Locate all lines with the word "neem". Copy them.

[Entries taken from a collection]

· · · · · · ·

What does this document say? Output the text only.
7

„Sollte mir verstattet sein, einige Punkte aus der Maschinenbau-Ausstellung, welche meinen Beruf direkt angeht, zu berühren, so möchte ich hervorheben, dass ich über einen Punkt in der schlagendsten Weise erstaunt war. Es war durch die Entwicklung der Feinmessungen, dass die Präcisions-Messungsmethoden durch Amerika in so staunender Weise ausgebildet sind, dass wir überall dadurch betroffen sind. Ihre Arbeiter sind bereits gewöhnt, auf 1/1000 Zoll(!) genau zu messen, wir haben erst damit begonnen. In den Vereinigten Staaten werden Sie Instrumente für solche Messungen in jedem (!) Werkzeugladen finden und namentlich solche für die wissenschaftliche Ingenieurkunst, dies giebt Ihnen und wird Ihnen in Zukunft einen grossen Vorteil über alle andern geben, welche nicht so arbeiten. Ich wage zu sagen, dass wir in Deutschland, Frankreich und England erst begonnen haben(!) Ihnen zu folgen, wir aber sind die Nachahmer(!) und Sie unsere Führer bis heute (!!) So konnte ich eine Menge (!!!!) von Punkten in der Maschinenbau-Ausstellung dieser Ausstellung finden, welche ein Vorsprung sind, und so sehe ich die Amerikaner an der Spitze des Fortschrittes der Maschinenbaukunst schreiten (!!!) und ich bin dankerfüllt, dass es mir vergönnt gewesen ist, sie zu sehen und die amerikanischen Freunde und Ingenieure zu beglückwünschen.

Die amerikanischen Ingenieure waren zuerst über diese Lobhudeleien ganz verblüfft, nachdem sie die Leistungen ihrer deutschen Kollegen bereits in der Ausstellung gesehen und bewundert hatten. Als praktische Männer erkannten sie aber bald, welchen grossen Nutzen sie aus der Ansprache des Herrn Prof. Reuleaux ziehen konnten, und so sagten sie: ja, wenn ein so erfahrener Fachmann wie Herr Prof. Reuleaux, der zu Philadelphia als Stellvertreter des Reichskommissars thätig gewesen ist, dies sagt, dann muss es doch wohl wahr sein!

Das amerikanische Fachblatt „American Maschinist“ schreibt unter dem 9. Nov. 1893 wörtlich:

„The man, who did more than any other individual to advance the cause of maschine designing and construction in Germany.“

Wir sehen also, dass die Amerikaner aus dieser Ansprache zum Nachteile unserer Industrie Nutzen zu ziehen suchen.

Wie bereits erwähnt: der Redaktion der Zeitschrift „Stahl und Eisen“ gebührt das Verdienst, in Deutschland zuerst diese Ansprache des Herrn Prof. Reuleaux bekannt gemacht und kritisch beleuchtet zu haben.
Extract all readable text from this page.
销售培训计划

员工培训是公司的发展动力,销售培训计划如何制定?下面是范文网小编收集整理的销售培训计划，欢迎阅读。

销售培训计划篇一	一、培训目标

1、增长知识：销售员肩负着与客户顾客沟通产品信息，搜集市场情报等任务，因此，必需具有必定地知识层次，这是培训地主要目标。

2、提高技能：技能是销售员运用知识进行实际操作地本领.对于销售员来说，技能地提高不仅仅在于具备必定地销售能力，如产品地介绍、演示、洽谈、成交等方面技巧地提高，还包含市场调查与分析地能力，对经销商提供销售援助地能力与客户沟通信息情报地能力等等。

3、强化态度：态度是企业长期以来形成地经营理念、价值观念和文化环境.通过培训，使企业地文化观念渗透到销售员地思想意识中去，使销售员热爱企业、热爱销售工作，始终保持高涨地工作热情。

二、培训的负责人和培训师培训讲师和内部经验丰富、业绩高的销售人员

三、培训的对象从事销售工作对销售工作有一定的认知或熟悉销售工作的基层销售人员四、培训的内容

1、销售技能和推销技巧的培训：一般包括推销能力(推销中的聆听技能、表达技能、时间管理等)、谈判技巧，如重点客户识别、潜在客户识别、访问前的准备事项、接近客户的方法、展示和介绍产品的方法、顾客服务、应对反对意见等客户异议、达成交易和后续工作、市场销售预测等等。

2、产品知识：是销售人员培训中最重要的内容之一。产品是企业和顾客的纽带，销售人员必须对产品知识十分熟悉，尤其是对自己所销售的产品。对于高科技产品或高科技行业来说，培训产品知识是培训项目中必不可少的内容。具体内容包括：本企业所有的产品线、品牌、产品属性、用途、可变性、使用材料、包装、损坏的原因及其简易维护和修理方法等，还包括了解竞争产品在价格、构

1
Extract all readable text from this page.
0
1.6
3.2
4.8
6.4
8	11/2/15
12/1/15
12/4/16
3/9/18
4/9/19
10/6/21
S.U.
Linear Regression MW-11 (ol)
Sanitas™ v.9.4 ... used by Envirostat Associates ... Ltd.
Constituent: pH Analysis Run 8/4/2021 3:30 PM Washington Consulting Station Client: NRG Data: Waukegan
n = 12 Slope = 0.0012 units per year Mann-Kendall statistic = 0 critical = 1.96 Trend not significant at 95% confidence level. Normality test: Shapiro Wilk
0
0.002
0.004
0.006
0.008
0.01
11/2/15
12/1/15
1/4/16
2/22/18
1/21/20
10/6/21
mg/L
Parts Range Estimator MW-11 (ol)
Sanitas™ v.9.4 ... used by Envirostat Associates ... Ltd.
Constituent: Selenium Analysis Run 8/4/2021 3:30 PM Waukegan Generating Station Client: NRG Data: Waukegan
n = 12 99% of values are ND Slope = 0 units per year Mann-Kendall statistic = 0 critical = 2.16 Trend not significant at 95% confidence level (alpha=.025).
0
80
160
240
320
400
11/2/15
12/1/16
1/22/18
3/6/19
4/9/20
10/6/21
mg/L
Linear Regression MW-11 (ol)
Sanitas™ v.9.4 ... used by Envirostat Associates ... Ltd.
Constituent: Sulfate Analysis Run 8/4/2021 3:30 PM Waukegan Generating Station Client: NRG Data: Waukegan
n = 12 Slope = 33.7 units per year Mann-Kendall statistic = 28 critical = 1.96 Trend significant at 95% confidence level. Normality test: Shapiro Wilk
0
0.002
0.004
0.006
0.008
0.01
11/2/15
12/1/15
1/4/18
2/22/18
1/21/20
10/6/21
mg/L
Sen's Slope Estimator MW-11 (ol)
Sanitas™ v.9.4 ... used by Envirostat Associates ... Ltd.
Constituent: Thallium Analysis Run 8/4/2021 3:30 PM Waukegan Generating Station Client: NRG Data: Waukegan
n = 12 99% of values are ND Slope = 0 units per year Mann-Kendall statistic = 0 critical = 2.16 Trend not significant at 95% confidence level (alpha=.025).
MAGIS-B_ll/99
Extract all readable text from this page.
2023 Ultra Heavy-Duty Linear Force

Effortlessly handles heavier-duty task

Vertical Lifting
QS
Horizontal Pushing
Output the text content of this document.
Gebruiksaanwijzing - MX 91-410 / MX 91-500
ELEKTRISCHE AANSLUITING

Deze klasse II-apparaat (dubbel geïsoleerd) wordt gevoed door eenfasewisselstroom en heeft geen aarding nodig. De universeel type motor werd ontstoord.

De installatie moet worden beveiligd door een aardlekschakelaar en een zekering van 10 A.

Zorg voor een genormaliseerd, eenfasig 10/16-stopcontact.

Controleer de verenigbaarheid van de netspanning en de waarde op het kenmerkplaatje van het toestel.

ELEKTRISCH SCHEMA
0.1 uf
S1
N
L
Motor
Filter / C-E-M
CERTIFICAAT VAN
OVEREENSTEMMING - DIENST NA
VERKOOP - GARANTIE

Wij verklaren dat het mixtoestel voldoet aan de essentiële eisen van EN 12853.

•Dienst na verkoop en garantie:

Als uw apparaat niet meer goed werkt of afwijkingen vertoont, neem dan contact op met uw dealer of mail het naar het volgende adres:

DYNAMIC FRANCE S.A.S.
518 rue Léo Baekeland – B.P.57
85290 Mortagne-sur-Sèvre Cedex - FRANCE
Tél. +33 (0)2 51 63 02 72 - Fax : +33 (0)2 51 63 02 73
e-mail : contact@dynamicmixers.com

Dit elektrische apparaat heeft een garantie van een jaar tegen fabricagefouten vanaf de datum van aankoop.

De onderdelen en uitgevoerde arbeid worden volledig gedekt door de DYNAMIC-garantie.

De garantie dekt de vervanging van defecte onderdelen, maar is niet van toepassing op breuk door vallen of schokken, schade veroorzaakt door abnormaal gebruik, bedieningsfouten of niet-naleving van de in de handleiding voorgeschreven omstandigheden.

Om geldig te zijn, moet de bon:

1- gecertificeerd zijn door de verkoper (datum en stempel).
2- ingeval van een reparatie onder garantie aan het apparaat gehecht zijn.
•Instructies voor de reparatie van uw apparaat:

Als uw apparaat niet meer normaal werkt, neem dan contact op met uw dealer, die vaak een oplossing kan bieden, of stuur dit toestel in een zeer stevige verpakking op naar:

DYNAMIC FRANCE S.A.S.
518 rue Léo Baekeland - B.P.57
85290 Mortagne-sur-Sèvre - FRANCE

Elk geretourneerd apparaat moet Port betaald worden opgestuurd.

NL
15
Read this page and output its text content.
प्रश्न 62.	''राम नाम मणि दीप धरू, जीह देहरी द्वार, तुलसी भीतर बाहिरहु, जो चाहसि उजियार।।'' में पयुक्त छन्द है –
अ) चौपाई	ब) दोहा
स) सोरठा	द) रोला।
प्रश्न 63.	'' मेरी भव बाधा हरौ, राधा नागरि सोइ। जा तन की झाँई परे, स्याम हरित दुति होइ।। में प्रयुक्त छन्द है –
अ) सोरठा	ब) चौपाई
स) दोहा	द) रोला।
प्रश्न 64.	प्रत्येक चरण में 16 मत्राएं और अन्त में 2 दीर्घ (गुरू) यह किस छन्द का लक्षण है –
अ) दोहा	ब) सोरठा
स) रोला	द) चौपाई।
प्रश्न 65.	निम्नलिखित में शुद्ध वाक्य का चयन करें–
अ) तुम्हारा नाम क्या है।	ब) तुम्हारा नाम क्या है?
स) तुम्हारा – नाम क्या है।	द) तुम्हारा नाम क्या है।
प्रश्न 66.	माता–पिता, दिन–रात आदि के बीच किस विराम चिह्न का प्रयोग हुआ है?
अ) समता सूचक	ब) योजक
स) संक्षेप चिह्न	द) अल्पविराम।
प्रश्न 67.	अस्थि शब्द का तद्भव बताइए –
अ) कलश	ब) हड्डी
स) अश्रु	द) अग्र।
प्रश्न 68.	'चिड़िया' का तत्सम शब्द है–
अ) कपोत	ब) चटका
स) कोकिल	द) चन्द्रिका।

· · · · · · ·

### Correct answer:
Als uw apparaat niet meer goed werkt of afwijkingen vertoont, neem dan contact op met uw dealer of mail het naar het volgende adres:
Als uw apparaat niet meer normaal werkt, neem dan contact op met uw dealer, die vaak een oplossing kan bieden, of stuur dit toestel in een zeer stevige verpakking op naar:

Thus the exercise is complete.